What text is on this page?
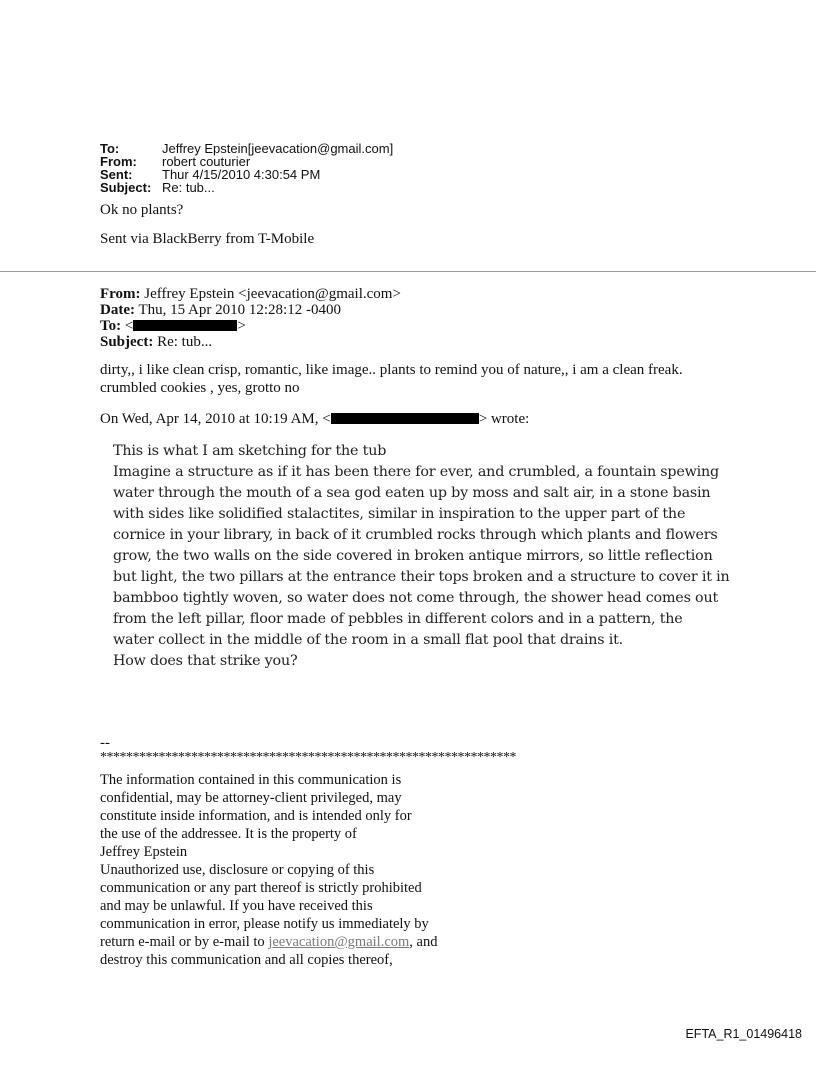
To:	Jeffrey Epstein[jeevacation@gmail.com]
From: robert couturier
Sent: Thur 4/15/2010 4:30:54 PM
Subject: Re: tub...
Ok no plants?
Sent via BlackBerry from T-Mobile
From: Jeffrey Epstein <jeevacation@gmail.com>
Date: Thu, 15 Apr 2010 12:28:12 -0400
To: <	>
Subject: Re: tub...
dirty,, i like clean crisp, romantic, like image.. plants to remind you of nature,, i am a clean freak.
crumbled cookies , yes, grotto no
On Wed, Apr 14, 2010 at 10:19 AM, <	> wrote:
This is what I am sketching for the tub
Imagine a structure as if it has been there for ever, and crumbled, a fountain spewing
water through the mouth of a sea god eaten up by moss and salt air, in a stone basin
with sides like solidified stalactites, similar in inspiration to the upper part of the
cornice in your library, in back of it crumbled rocks through which plants and flowers
grow, the two walls on the side covered in broken antique mirrors, so little reflection
but light, the two pillars at the entrance their tops broken and a structure to cover it in
bambboo tightly woven, so water does not come through, the shower head comes out
from the left pillar, floor made of pebbles in different colors and in a pattern, the
water collect in the middle of the room in a small flat pool that drains it.
How does that strike you?
--
****************************************************************
The information contained in this communication is
confidential, may be attorney-client privileged, may
constitute inside information, and is intended only for
the use of the addressee. It is the property of
Jeffrey Epstein
Unauthorized use, disclosure or copying of this
communication or any part thereof is strictly prohibited
and may be unlawful. If you have received this
communication in error, please notify us immediately by
return e-mail or by e-mail to jeevacation@gmail.com, and
destroy this communication and all copies thereof,
EFTA_R1_01496418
_ _ _ _ _
Above are the records; reproduce them exactly and leave out the pictures.

▸ **Full answer**:
What text is on this page?
To:	Jeffrey Epstein[jeevacation@gmail.com]
From: robert couturier
Sent: Thur 4/15/2010 4:30:54 PM
Subject: Re: tub...
Ok no plants?
Sent via BlackBerry from T-Mobile
From: Jeffrey Epstein <jeevacation@gmail.com>
Date: Thu, 15 Apr 2010 12:28:12 -0400
To: <	>
Subject: Re: tub...
dirty,, i like clean crisp, romantic, like image.. plants to remind you of nature,, i am a clean freak.
crumbled cookies , yes, grotto no
On Wed, Apr 14, 2010 at 10:19 AM, <	> wrote:
This is what I am sketching for the tub
Imagine a structure as if it has been there for ever, and crumbled, a fountain spewing
water through the mouth of a sea god eaten up by moss and salt air, in a stone basin
with sides like solidified stalactites, similar in inspiration to the upper part of the
cornice in your library, in back of it crumbled rocks through which plants and flowers
grow, the two walls on the side covered in broken antique mirrors, so little reflection
but light, the two pillars at the entrance their tops broken and a structure to cover it in
bambboo tightly woven, so water does not come through, the shower head comes out
from the left pillar, floor made of pebbles in different colors and in a pattern, the
water collect in the middle of the room in a small flat pool that drains it.
How does that strike you?
--
****************************************************************
The information contained in this communication is
confidential, may be attorney-client privileged, may
constitute inside information, and is intended only for
the use of the addressee. It is the property of
Jeffrey Epstein
Unauthorized use, disclosure or copying of this
communication or any part thereof is strictly prohibited
and may be unlawful. If you have received this
communication in error, please notify us immediately by
return e-mail or by e-mail to jeevacation@gmail.com, and
destroy this communication and all copies thereof,
EFTA_R1_01496418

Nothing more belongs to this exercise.